# Your objective:
Every line from the one containing "Parse this screenshot: output" to the final line of the material below must be reproduced exactly; leave out all other lines.

[Dataset items]
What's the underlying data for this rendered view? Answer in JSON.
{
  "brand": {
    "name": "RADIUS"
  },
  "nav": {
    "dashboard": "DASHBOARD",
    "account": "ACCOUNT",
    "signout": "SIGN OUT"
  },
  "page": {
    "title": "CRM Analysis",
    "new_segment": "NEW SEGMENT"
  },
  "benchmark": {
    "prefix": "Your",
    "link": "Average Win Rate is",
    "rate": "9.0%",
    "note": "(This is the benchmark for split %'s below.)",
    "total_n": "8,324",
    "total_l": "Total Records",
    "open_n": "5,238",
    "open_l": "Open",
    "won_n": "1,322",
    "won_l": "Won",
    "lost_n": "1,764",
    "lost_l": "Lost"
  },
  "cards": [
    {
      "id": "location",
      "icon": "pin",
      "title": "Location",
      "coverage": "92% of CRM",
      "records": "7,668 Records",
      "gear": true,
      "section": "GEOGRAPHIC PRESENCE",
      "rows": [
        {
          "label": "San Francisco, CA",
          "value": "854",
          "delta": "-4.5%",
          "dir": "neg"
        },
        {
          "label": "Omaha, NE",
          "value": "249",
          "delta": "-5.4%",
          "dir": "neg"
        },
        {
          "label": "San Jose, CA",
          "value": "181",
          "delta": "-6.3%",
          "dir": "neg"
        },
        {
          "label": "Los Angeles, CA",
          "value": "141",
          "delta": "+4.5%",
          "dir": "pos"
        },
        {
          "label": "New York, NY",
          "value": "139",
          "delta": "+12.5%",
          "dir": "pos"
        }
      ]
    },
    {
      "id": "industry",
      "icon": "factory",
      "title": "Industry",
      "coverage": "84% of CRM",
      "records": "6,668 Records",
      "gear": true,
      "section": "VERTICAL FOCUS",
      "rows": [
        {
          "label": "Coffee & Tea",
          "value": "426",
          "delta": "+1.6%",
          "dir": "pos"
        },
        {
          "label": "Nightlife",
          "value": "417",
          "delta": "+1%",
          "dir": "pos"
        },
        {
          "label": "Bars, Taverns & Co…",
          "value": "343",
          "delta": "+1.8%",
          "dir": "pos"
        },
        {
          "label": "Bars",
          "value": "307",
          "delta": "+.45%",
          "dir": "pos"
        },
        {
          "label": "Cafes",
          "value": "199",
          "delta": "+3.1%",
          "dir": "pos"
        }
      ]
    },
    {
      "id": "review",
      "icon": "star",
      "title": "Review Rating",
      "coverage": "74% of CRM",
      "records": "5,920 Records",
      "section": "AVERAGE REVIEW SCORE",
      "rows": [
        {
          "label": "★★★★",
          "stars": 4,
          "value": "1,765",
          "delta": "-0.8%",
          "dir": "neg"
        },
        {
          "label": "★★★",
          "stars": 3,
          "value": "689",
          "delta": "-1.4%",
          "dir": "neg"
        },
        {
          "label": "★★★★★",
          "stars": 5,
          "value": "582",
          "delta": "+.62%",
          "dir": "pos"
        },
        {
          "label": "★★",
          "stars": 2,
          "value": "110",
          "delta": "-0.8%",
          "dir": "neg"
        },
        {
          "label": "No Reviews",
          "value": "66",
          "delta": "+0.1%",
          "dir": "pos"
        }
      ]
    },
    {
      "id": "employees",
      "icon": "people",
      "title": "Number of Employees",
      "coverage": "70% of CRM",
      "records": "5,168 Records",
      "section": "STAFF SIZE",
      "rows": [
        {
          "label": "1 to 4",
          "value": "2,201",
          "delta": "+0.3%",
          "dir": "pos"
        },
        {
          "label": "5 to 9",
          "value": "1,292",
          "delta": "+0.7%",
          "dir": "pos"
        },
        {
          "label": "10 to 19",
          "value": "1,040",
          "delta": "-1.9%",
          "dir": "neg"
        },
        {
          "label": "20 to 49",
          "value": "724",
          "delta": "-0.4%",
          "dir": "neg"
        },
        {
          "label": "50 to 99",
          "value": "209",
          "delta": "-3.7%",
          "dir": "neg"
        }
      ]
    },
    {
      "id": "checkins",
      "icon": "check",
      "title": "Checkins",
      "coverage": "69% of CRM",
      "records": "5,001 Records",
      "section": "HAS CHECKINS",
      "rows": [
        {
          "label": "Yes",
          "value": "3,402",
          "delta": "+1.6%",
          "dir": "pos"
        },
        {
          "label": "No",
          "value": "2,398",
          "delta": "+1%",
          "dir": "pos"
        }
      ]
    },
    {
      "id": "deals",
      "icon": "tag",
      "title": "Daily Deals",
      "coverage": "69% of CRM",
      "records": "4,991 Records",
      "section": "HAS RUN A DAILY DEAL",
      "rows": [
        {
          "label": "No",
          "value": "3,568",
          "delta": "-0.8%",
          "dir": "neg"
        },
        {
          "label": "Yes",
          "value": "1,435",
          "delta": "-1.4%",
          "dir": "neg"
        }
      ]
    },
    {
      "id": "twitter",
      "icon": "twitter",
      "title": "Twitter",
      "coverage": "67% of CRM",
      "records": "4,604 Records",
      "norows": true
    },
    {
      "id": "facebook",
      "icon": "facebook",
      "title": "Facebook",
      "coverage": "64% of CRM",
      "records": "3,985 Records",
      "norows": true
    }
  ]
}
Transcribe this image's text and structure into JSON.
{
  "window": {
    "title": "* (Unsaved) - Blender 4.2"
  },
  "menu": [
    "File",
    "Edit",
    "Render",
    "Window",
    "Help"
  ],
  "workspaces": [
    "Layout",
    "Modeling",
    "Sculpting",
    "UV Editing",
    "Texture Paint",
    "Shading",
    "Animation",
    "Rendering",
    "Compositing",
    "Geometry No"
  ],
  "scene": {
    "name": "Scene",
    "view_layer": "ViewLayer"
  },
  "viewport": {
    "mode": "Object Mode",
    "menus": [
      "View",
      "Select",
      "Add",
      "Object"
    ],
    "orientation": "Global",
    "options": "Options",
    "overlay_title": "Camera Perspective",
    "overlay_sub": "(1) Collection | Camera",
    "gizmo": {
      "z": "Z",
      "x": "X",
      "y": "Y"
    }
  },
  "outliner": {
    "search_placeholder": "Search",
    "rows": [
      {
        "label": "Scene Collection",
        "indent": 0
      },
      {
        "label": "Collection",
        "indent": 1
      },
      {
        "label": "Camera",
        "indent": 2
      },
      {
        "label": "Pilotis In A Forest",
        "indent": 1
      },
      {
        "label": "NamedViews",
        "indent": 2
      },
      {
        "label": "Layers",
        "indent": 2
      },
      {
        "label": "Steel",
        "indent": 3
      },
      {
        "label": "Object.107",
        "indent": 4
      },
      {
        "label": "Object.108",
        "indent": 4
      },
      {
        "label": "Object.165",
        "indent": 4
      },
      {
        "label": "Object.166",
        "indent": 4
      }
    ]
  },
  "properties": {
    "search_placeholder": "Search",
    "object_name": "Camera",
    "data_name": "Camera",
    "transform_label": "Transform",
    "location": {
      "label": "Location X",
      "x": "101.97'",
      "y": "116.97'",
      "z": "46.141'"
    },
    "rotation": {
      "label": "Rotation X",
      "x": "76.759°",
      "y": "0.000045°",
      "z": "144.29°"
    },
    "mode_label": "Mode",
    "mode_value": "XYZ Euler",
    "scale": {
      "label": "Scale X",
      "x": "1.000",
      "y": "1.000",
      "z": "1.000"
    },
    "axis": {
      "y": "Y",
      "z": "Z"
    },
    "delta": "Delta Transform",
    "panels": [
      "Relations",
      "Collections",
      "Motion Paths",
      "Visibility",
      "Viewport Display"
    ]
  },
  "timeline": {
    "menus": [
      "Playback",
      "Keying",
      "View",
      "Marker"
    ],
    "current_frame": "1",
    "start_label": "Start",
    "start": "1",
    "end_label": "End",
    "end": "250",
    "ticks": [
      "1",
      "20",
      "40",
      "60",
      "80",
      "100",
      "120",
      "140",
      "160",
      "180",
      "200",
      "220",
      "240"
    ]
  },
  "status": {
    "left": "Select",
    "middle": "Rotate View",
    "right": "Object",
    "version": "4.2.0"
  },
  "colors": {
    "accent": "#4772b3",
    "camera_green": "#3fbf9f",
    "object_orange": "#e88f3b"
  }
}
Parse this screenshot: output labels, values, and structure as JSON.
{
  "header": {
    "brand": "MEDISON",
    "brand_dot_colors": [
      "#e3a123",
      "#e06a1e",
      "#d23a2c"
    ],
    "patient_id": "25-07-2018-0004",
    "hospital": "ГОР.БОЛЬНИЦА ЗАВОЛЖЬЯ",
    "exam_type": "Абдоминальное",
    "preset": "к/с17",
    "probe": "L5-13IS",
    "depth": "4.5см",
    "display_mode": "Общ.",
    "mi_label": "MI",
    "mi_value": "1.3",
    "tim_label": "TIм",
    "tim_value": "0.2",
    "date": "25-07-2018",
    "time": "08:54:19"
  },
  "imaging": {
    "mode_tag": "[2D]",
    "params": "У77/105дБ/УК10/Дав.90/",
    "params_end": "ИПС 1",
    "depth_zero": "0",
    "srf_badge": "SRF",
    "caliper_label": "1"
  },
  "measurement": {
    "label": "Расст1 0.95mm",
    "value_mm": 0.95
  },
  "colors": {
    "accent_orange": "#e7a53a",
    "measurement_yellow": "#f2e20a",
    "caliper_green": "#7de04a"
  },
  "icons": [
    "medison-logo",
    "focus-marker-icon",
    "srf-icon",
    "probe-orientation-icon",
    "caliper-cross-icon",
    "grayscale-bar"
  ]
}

# Output of the exercise:
Parse this screenshot: output labels, values, and structure as JSON.
{
  "header": {
    "brand": "MEDISON",
    "brand_dot_colors": [
      "#e3a123",
      "#e06a1e",
      "#d23a2c"
    ],
    "patient_id": "25-07-2018-0004",
    "hospital": "ГОР.БОЛЬНИЦА ЗАВОЛЖЬЯ",
    "exam_type": "Абдоминальное",
    "preset": "к/с17",
    "probe": "L5-13IS",
    "depth": "4.5см",
    "display_mode": "Общ.",
    "mi_label": "MI",
    "mi_value": "1.3",
    "tim_label": "TIм",
    "tim_value": "0.2",
    "date": "25-07-2018",
    "time": "08:54:19"
  },
  "imaging": {
    "mode_tag": "[2D]",
    "params": "У77/105дБ/УК10/Дав.90/",
    "params_end": "ИПС 1",
    "depth_zero": "0",
    "srf_badge": "SRF",
    "caliper_label": "1"
  },
  "measurement": {
    "label": "Расст1 0.95mm",
    "value_mm": 0.95
  },
  "colors": {
    "accent_orange": "#e7a53a",
    "measurement_yellow": "#f2e20a",
    "caliper_green": "#7de04a"
  },
  "icons": [
    "medison-logo",
    "focus-marker-icon",
    "srf-icon",
    "probe-orientation-icon",
    "caliper-cross-icon",
    "grayscale-bar"
  ]
}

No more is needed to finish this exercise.